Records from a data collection
::::
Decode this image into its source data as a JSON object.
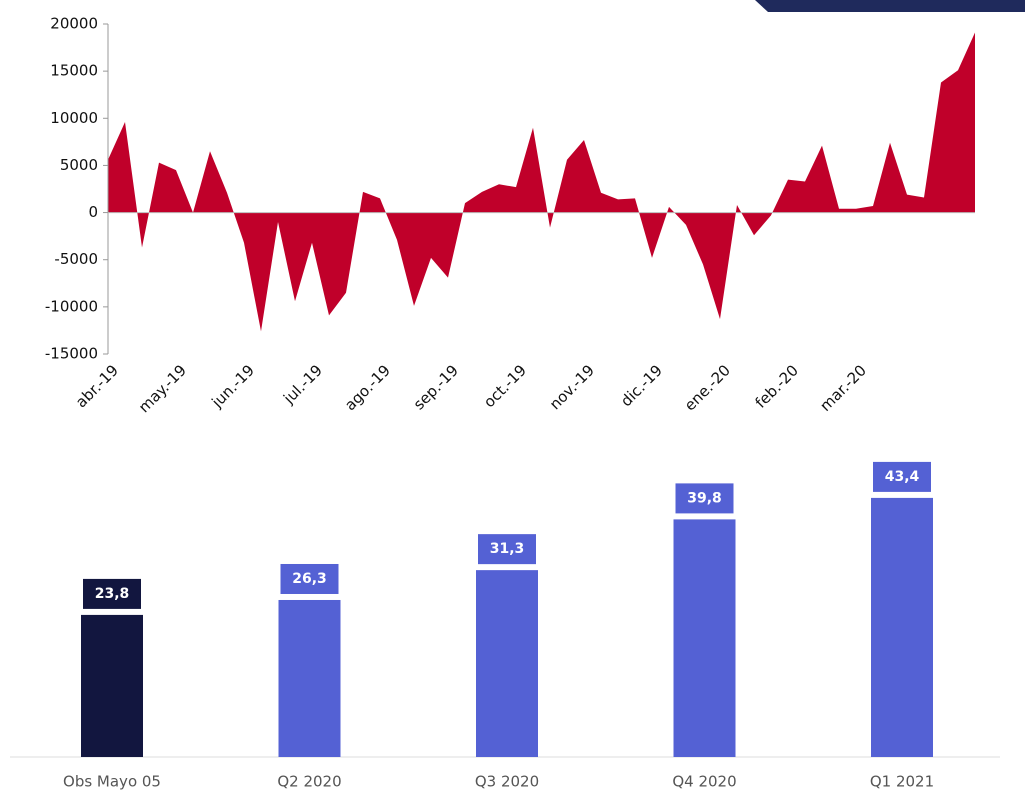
{
  "chart_data": [
    {
      "type": "area",
      "categories": [
        "abr.-19",
        null,
        null,
        null,
        "may.-19",
        null,
        null,
        null,
        "jun.-19",
        null,
        null,
        null,
        "jul.-19",
        null,
        null,
        null,
        "ago.-19",
        null,
        null,
        null,
        "sep.-19",
        null,
        null,
        null,
        "oct.-19",
        null,
        null,
        null,
        "nov.-19",
        null,
        null,
        null,
        "dic.-19",
        null,
        null,
        null,
        "ene.-20",
        null,
        null,
        null,
        "feb.-20",
        null,
        null,
        null,
        "mar.-20",
        null,
        null,
        null,
        null,
        null,
        null,
        null
      ],
      "values": [
        5600,
        9600,
        -3700,
        5300,
        4500,
        0,
        6500,
        2100,
        -3200,
        -12600,
        -1000,
        -9400,
        -3200,
        -10900,
        -8500,
        2200,
        1500,
        -2900,
        -9900,
        -4800,
        -6900,
        1000,
        2200,
        3000,
        2700,
        9000,
        -1600,
        5600,
        7700,
        2100,
        1400,
        1500,
        -4800,
        600,
        -1300,
        -5500,
        -11300,
        800,
        -2400,
        -300,
        3500,
        3300,
        7100,
        400,
        400,
        700,
        7400,
        1900,
        1600,
        13800,
        15100,
        19100
      ],
      "color": "#c0002a",
      "ylim": [
        -15000,
        20000
      ],
      "yticks": [
        -15000,
        -10000,
        -5000,
        0,
        5000,
        10000,
        15000,
        20000
      ]
    },
    {
      "type": "bar",
      "categories": [
        "Obs Mayo 05",
        "Q2 2020",
        "Q3 2020",
        "Q4 2020",
        "Q1 2021"
      ],
      "values": [
        23.8,
        26.3,
        31.3,
        39.8,
        43.4
      ],
      "value_labels": [
        "23,8",
        "26,3",
        "31,3",
        "39,8",
        "43,4"
      ],
      "colors": [
        "#12163f",
        "#5461d4",
        "#5461d4",
        "#5461d4",
        "#5461d4"
      ]
    }
  ]
}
::::
§ Directions: Leave the pictures out and reproduce each record exactly as written.

§ Result:
Decode this image into its source data as a JSON object.
{
  "chart_data": [
    {
      "type": "area",
      "categories": [
        "abr.-19",
        null,
        null,
        null,
        "may.-19",
        null,
        null,
        null,
        "jun.-19",
        null,
        null,
        null,
        "jul.-19",
        null,
        null,
        null,
        "ago.-19",
        null,
        null,
        null,
        "sep.-19",
        null,
        null,
        null,
        "oct.-19",
        null,
        null,
        null,
        "nov.-19",
        null,
        null,
        null,
        "dic.-19",
        null,
        null,
        null,
        "ene.-20",
        null,
        null,
        null,
        "feb.-20",
        null,
        null,
        null,
        "mar.-20",
        null,
        null,
        null,
        null,
        null,
        null,
        null
      ],
      "values": [
        5600,
        9600,
        -3700,
        5300,
        4500,
        0,
        6500,
        2100,
        -3200,
        -12600,
        -1000,
        -9400,
        -3200,
        -10900,
        -8500,
        2200,
        1500,
        -2900,
        -9900,
        -4800,
        -6900,
        1000,
        2200,
        3000,
        2700,
        9000,
        -1600,
        5600,
        7700,
        2100,
        1400,
        1500,
        -4800,
        600,
        -1300,
        -5500,
        -11300,
        800,
        -2400,
        -300,
        3500,
        3300,
        7100,
        400,
        400,
        700,
        7400,
        1900,
        1600,
        13800,
        15100,
        19100
      ],
      "color": "#c0002a",
      "ylim": [
        -15000,
        20000
      ],
      "yticks": [
        -15000,
        -10000,
        -5000,
        0,
        5000,
        10000,
        15000,
        20000
      ]
    },
    {
      "type": "bar",
      "categories": [
        "Obs Mayo 05",
        "Q2 2020",
        "Q3 2020",
        "Q4 2020",
        "Q1 2021"
      ],
      "values": [
        23.8,
        26.3,
        31.3,
        39.8,
        43.4
      ],
      "value_labels": [
        "23,8",
        "26,3",
        "31,3",
        "39,8",
        "43,4"
      ],
      "colors": [
        "#12163f",
        "#5461d4",
        "#5461d4",
        "#5461d4",
        "#5461d4"
      ]
    }
  ]
}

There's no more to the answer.